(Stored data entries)
• • •

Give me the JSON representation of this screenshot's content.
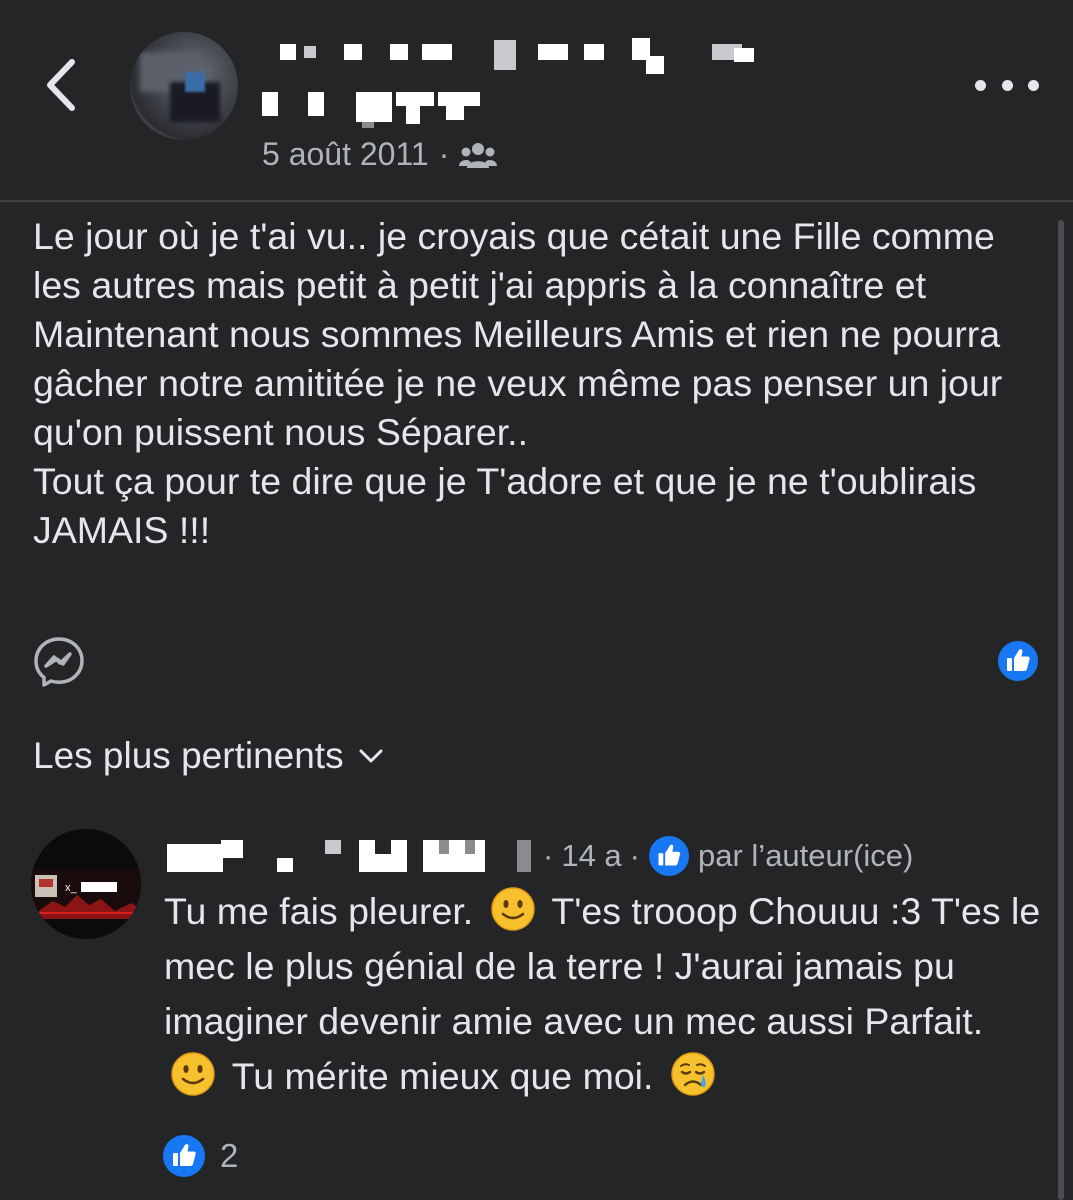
{
  "colors": {
    "background": "#242526",
    "text_primary": "#e4e6eb",
    "text_secondary": "#b0b3b8",
    "like_blue": "#1877f2",
    "divider": "#3e4042"
  },
  "header": {
    "back_icon": "chevron-left-icon",
    "date": "5 août 2011",
    "separator": "·",
    "audience_icon": "friends-icon",
    "more_icon": "more-horizontal-icon"
  },
  "post": {
    "text": "Le jour où je t'ai vu.. je croyais que cétait une Fille comme les autres mais petit à petit j'ai appris à la connaître et Maintenant nous sommes Meilleurs Amis et rien ne pourra gâcher notre amititée je ne veux même pas penser un jour qu'on puissent nous Séparer..\nTout ça pour te dire que je T'adore et que je ne t'oublirais JAMAIS !!!",
    "share_icon": "messenger-icon",
    "reaction_icon": "like-icon"
  },
  "comments_section": {
    "sort_label": "Les plus pertinents",
    "sort_icon": "chevron-down-icon"
  },
  "comment": {
    "age": "14 a",
    "separator": "·",
    "liked_by_label": "par l’auteur(ice)",
    "text_parts": [
      "Tu me fais pleurer.",
      "T'es trooop Chouuu :3 T'es le mec le plus génial de la terre ! J'aurai jamais pu imaginer devenir amie avec un mec aussi Parfait.",
      "Tu mérite mieux que moi."
    ],
    "reaction_count": "2"
  }
}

• • •

What you have to do =>
Extract each line holding the word "plus" from the records.

Solution to the exercise =>
    "sort_label": "Les plus pertinents",
      "T'es trooop Chouuu :3 T'es le mec le plus génial de la terre ! J'aurai jamais pu imaginer devenir amie avec un mec aussi Parfait.",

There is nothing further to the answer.